===== Stored rows

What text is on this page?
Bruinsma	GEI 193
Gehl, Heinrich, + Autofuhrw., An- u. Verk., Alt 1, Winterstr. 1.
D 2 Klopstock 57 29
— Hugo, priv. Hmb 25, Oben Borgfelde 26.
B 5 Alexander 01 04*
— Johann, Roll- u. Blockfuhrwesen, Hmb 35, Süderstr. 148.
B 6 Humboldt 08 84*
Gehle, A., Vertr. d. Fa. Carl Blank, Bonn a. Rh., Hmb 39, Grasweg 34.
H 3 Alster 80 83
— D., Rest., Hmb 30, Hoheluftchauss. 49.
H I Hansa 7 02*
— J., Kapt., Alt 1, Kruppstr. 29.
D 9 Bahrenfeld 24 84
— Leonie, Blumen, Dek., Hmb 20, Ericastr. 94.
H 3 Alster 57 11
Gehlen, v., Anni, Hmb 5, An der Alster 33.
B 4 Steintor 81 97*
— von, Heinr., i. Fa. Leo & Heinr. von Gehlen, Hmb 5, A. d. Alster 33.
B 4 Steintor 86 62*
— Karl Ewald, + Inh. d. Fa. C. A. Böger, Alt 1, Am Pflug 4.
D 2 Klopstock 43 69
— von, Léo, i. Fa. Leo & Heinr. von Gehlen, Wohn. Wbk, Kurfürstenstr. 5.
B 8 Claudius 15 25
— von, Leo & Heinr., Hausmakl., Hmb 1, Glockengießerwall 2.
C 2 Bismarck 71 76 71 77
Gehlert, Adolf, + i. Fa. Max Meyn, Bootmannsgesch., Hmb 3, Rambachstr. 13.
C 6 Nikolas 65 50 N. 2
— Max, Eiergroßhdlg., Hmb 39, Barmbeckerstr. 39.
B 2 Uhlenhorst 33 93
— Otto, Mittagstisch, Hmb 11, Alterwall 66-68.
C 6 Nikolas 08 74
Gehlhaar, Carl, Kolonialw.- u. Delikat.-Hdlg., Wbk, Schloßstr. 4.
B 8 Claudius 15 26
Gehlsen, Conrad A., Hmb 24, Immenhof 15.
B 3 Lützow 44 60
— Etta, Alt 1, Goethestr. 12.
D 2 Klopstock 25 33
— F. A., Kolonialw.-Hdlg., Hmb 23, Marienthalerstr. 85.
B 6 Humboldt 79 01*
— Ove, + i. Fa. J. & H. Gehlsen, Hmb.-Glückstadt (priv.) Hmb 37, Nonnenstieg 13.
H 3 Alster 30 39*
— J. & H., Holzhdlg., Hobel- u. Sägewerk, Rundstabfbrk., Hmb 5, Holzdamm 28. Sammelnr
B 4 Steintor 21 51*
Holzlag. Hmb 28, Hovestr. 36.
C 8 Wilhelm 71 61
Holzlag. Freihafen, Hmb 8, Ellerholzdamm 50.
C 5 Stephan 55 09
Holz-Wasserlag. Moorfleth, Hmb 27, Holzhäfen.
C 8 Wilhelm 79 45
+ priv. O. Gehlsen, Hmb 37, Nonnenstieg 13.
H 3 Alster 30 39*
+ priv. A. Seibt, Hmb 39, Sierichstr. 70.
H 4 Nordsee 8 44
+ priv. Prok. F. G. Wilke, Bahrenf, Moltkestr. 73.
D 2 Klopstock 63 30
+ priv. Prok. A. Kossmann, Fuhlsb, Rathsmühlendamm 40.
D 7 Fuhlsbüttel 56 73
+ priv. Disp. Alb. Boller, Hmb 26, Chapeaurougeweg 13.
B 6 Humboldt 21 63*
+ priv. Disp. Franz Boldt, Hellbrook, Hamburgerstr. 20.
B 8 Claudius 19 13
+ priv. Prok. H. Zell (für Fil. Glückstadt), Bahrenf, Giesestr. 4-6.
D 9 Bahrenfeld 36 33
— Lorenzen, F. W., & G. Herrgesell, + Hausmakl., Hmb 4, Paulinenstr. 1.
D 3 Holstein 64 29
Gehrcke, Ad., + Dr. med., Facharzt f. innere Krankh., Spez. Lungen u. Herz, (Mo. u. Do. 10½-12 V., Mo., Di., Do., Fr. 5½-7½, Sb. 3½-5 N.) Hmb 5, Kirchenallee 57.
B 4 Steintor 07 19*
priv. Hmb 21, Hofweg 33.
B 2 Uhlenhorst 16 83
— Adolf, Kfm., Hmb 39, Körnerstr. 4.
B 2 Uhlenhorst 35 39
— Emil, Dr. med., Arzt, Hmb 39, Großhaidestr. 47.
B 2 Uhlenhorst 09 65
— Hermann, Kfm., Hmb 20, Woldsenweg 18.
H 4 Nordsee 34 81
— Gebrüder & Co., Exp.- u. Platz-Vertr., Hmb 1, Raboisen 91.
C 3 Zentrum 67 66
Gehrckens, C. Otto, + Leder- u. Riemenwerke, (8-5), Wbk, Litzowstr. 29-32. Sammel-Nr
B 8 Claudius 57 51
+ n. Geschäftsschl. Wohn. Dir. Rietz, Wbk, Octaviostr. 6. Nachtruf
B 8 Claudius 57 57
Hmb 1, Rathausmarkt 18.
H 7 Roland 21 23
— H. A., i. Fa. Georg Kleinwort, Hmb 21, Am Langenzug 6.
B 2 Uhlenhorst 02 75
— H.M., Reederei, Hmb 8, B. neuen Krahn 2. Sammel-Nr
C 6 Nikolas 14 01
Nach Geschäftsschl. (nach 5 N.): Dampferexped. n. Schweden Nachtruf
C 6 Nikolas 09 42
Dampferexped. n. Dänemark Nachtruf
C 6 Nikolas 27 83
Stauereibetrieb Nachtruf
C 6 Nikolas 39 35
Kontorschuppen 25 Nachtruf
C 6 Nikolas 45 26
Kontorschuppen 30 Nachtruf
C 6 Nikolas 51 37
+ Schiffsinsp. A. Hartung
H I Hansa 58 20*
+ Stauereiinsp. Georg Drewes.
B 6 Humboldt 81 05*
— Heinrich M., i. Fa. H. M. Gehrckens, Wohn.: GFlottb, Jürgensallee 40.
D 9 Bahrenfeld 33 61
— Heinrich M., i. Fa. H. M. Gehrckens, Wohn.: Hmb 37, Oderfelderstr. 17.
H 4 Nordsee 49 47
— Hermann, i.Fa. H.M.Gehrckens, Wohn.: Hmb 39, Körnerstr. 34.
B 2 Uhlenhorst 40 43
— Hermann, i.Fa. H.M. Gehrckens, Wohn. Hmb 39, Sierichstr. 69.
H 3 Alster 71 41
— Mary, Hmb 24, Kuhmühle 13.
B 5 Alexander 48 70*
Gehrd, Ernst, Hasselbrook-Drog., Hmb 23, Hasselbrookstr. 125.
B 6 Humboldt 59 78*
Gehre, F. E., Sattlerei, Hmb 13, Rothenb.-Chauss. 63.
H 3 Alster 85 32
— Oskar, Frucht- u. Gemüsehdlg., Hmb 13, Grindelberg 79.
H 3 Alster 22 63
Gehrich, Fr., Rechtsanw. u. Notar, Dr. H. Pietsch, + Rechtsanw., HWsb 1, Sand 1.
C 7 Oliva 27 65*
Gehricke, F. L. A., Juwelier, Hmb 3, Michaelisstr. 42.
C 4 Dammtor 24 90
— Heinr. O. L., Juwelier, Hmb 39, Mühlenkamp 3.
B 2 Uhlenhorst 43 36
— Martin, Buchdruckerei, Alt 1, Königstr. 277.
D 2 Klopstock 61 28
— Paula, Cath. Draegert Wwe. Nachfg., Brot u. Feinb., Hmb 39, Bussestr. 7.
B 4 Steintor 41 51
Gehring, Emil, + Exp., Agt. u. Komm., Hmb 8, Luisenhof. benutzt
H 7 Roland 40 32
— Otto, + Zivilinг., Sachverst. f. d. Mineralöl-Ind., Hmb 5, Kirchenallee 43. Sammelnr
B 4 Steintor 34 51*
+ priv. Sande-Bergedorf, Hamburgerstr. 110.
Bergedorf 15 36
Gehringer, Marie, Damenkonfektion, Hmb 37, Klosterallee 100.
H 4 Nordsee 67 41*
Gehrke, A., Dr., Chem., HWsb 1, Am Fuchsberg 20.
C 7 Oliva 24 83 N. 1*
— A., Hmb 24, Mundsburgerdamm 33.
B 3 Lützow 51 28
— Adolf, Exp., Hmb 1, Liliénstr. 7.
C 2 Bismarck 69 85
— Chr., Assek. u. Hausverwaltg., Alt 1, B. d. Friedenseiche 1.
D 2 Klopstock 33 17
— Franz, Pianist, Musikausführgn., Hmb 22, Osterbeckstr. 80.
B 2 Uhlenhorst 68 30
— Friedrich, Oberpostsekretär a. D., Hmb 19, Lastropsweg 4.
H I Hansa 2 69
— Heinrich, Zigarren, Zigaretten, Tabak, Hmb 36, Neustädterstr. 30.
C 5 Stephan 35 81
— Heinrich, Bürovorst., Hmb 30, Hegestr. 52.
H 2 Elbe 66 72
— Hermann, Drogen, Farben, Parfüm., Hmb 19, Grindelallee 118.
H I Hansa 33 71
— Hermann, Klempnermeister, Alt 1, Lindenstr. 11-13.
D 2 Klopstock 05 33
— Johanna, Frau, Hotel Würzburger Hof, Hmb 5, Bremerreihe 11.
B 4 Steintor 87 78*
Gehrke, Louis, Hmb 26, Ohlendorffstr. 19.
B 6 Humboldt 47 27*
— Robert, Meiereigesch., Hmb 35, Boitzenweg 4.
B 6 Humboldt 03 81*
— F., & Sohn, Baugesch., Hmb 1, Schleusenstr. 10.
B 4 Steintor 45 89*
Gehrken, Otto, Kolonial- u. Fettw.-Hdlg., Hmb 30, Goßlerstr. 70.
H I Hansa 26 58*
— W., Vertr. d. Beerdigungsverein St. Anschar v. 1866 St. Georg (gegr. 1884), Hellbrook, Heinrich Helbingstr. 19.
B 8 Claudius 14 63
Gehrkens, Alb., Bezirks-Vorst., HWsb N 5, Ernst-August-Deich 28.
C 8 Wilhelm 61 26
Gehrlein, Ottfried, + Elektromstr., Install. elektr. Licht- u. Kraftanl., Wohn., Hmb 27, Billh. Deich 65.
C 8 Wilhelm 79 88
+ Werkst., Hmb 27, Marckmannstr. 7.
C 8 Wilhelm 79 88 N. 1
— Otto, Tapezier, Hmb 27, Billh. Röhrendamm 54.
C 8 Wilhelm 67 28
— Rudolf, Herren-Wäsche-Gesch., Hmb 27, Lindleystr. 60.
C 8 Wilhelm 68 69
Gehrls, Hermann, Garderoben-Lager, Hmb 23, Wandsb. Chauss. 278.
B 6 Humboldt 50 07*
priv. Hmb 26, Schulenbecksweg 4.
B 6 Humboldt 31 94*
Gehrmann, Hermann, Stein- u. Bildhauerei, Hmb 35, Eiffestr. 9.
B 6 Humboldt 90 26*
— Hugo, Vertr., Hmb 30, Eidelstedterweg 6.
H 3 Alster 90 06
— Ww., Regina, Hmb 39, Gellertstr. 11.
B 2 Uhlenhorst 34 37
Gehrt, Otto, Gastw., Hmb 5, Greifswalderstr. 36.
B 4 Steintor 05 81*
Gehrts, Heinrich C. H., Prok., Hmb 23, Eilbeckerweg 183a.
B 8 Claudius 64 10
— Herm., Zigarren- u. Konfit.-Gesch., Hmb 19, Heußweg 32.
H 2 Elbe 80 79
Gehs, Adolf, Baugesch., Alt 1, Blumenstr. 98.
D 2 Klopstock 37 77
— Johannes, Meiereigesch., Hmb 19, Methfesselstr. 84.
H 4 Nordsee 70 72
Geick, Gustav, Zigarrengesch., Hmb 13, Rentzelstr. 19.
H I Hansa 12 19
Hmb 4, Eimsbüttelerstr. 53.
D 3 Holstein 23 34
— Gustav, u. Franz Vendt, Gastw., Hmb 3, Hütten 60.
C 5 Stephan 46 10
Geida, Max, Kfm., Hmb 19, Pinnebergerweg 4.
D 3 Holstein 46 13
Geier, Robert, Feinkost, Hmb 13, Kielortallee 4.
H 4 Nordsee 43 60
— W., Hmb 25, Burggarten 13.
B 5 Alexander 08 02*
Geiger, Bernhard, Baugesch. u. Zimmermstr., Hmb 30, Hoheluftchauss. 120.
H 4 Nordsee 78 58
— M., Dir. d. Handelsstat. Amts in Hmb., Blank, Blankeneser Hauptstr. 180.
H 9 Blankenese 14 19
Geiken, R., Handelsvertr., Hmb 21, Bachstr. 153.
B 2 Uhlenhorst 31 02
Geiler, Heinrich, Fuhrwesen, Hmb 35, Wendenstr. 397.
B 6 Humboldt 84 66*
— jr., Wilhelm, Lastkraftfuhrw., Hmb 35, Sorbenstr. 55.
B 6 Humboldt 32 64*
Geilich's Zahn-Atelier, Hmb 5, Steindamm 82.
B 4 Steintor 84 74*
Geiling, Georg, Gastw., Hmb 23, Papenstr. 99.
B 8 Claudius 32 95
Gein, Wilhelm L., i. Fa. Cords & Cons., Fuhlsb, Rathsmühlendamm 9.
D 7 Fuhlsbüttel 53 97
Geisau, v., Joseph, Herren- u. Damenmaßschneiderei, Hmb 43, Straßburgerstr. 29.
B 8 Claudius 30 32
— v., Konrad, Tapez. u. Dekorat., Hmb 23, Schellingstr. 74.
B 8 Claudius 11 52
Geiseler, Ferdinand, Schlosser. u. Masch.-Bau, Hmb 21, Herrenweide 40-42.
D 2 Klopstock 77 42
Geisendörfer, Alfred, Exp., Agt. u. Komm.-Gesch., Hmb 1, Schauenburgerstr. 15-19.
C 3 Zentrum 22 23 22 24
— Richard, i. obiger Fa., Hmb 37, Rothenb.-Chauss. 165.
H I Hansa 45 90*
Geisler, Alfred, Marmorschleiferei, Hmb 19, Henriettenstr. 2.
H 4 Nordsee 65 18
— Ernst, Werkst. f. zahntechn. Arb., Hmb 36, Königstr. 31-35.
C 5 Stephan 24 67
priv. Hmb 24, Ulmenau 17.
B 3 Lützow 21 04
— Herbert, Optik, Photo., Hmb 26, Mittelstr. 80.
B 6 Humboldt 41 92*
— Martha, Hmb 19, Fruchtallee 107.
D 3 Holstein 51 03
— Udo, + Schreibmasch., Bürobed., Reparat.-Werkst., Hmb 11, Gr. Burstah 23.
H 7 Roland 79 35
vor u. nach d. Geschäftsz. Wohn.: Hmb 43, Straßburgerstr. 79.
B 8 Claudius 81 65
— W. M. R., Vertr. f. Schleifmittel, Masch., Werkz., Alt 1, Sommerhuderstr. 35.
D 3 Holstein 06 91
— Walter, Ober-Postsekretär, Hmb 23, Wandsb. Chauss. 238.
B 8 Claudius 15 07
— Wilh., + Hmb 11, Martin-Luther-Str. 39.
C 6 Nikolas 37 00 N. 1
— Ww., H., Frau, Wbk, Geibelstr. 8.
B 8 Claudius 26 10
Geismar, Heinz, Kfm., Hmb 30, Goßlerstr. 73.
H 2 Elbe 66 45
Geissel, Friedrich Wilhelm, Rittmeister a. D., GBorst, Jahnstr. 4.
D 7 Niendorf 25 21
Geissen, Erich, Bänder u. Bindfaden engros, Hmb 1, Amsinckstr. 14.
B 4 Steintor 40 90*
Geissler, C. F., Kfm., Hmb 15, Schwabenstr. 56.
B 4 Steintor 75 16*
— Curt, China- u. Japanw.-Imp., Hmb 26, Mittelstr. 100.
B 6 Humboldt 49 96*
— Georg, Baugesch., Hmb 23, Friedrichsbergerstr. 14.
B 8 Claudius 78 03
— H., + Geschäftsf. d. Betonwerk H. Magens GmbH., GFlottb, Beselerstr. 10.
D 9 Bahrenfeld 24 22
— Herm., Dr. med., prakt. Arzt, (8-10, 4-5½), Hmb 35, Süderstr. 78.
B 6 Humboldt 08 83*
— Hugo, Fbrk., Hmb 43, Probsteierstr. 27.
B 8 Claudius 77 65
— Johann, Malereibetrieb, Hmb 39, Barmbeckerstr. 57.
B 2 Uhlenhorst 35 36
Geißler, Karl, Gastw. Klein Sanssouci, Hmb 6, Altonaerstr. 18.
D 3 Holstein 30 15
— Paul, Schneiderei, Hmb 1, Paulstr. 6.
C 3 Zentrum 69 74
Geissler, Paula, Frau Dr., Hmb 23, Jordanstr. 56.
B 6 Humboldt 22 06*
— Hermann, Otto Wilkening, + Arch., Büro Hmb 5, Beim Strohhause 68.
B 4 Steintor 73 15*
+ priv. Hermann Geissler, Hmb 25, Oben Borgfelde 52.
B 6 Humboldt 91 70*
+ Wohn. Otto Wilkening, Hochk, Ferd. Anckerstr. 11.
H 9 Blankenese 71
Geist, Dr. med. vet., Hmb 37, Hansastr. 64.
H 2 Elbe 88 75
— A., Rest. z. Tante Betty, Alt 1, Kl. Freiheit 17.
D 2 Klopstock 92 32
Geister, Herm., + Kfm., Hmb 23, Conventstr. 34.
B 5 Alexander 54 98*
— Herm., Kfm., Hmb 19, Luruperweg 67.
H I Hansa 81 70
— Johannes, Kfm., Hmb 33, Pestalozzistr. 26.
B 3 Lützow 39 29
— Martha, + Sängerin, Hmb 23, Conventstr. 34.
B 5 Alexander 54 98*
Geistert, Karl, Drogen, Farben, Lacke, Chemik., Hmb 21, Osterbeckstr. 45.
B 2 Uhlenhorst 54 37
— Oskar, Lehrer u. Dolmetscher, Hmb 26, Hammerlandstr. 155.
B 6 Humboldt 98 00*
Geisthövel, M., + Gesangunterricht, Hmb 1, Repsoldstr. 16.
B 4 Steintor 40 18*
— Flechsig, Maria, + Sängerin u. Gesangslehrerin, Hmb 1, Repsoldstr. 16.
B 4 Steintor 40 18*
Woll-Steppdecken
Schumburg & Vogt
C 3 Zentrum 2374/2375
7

==========

Copy whichever lines in the listing above contain the word "Zentrum".

## Exercise result
C 3 Zentrum 67 66
C 3 Zentrum 22 23 22 24
C 3 Zentrum 69 74
C 3 Zentrum 2374/2375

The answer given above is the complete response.